• **Goal**
Gather up every line that includes the string "Console".

• **Material for the task**
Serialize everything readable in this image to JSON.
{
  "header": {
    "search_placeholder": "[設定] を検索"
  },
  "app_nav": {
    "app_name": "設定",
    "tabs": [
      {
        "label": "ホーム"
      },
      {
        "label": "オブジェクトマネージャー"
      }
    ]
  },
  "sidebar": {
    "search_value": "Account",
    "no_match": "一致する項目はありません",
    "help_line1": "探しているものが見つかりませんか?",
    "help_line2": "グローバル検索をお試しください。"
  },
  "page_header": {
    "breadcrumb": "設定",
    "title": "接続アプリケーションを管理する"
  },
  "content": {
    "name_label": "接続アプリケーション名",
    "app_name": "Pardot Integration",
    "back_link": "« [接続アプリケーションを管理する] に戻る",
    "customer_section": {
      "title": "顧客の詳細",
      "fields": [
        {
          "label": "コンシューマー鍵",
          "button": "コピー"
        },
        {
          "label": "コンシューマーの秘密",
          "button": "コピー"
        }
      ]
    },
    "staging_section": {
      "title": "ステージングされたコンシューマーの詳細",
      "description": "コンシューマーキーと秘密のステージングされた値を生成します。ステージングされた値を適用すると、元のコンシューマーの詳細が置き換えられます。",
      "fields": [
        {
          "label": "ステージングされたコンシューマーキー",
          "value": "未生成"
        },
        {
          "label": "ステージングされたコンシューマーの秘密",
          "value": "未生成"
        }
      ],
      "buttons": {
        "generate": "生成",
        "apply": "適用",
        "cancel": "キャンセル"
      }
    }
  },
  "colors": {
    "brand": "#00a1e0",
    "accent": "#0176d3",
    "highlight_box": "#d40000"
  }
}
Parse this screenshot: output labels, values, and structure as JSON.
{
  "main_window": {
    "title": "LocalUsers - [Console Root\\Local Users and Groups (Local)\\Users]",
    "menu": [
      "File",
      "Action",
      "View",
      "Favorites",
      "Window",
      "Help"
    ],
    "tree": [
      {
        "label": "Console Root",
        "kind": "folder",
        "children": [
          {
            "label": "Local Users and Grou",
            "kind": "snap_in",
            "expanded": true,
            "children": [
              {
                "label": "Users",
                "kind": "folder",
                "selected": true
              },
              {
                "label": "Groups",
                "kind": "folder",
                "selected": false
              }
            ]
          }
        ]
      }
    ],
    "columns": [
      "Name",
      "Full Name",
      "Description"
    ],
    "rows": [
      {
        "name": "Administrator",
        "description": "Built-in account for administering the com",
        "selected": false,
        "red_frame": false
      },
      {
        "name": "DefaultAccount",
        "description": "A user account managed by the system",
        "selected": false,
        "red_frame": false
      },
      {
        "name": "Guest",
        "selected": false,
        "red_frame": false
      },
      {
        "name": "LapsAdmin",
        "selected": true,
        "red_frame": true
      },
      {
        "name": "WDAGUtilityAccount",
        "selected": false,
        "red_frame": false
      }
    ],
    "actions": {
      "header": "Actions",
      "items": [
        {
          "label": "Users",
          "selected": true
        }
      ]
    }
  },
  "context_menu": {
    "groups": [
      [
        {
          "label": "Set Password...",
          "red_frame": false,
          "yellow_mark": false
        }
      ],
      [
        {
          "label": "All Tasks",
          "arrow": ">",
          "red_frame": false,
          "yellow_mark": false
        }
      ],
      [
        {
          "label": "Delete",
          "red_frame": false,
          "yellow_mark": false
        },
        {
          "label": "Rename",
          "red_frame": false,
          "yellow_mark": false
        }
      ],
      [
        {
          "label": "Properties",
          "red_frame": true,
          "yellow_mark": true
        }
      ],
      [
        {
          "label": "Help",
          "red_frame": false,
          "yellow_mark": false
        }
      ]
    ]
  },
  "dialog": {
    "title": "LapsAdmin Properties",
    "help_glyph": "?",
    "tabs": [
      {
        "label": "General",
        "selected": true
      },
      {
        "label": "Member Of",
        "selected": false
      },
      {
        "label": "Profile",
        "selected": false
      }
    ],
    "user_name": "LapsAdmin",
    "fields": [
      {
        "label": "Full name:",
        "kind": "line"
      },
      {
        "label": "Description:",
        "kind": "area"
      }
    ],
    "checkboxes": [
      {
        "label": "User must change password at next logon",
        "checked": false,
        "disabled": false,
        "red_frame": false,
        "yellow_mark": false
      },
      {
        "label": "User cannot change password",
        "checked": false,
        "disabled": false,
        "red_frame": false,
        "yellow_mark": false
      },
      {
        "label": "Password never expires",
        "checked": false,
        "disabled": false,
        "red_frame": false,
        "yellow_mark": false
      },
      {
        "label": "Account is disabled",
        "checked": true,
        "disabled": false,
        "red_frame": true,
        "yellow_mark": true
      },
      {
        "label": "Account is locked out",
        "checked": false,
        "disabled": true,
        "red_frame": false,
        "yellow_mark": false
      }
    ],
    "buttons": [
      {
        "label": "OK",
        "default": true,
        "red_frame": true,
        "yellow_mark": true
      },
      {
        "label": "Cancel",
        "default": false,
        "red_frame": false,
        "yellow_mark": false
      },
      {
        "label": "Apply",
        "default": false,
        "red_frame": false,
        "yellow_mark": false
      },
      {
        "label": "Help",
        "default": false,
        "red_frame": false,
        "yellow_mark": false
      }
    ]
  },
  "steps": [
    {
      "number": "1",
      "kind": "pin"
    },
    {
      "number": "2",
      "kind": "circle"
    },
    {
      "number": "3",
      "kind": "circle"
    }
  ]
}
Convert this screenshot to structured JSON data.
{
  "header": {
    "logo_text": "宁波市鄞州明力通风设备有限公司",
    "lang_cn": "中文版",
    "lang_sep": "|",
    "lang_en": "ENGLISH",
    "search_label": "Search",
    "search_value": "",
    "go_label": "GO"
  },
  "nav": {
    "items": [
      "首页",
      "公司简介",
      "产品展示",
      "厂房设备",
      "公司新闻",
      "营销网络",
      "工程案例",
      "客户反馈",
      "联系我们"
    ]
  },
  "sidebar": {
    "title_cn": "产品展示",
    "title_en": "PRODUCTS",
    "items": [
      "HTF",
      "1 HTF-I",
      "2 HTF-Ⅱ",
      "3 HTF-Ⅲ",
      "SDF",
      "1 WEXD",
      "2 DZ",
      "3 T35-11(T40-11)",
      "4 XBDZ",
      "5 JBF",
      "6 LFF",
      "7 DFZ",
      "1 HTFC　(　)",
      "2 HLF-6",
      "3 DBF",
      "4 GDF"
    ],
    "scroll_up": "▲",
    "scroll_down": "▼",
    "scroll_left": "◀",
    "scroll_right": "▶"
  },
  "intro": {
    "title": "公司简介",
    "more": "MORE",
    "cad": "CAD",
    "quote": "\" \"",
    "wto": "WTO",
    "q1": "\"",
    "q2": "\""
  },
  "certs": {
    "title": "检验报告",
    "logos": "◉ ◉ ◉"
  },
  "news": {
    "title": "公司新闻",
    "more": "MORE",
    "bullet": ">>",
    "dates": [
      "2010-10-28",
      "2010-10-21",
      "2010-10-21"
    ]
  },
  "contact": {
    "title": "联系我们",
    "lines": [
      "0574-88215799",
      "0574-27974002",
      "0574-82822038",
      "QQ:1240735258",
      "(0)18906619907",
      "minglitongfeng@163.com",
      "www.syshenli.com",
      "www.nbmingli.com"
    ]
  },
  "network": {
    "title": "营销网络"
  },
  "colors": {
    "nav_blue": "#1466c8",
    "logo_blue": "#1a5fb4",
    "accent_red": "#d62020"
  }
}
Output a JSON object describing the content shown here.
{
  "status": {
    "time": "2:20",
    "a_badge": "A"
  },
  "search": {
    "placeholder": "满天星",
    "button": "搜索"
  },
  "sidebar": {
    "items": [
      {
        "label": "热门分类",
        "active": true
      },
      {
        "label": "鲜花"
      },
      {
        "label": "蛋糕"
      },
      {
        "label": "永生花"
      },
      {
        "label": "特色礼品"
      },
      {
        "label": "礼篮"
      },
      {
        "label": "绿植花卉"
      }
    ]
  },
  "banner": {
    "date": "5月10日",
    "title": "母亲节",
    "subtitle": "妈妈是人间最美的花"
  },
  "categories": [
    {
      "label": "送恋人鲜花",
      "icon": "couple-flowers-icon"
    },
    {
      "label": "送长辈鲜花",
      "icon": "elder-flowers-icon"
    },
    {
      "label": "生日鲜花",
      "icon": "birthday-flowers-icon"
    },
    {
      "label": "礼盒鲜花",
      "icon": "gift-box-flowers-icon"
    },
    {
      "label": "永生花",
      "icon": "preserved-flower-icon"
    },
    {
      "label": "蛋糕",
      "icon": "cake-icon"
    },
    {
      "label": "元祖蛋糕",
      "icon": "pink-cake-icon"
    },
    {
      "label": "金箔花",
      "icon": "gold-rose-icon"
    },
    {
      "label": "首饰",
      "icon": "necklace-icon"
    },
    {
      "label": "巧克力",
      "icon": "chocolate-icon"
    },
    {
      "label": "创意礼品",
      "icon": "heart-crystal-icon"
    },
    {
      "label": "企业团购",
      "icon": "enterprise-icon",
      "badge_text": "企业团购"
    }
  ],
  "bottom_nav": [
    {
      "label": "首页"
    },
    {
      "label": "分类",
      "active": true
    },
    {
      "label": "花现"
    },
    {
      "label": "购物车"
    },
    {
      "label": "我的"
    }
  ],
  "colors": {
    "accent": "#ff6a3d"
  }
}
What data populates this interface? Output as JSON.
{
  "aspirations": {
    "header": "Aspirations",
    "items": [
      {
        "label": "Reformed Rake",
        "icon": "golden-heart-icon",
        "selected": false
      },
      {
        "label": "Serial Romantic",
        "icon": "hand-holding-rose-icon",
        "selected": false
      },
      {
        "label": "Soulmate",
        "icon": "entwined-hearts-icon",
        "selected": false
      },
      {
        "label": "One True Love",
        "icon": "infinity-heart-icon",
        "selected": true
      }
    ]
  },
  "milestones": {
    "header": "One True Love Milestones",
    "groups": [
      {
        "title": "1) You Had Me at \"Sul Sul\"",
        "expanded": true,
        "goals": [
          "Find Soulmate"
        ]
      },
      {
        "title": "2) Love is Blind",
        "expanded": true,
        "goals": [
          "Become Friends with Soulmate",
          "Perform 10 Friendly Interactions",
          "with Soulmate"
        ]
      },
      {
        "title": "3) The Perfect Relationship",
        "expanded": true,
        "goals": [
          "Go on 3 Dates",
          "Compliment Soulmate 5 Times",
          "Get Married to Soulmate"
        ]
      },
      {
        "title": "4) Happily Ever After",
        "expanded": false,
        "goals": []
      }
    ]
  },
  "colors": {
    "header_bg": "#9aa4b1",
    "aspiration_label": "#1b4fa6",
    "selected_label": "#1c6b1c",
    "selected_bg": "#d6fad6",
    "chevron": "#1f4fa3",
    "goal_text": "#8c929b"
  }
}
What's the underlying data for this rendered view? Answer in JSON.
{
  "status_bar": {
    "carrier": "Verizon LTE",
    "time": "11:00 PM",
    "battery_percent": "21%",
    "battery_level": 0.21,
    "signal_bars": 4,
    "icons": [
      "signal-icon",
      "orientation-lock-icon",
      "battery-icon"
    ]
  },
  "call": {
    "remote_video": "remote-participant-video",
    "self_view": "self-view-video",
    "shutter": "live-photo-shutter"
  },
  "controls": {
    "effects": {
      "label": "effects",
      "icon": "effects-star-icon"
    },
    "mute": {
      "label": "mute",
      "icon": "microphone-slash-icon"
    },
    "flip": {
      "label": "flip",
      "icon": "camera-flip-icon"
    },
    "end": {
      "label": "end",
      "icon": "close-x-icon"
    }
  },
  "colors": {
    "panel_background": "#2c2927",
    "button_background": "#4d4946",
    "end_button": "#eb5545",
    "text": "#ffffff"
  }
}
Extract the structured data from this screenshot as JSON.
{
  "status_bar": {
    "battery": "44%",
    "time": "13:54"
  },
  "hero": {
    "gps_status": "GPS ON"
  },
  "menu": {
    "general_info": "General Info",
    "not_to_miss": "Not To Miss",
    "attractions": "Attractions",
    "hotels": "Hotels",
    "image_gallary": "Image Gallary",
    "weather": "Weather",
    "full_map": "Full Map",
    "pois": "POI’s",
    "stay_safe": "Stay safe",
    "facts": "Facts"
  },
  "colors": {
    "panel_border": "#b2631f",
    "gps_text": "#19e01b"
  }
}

• **Solution for this exercise**
    "title": "LocalUsers - [Console Root\\Local Users and Groups (Local)\\Users]",
        "label": "Console Root",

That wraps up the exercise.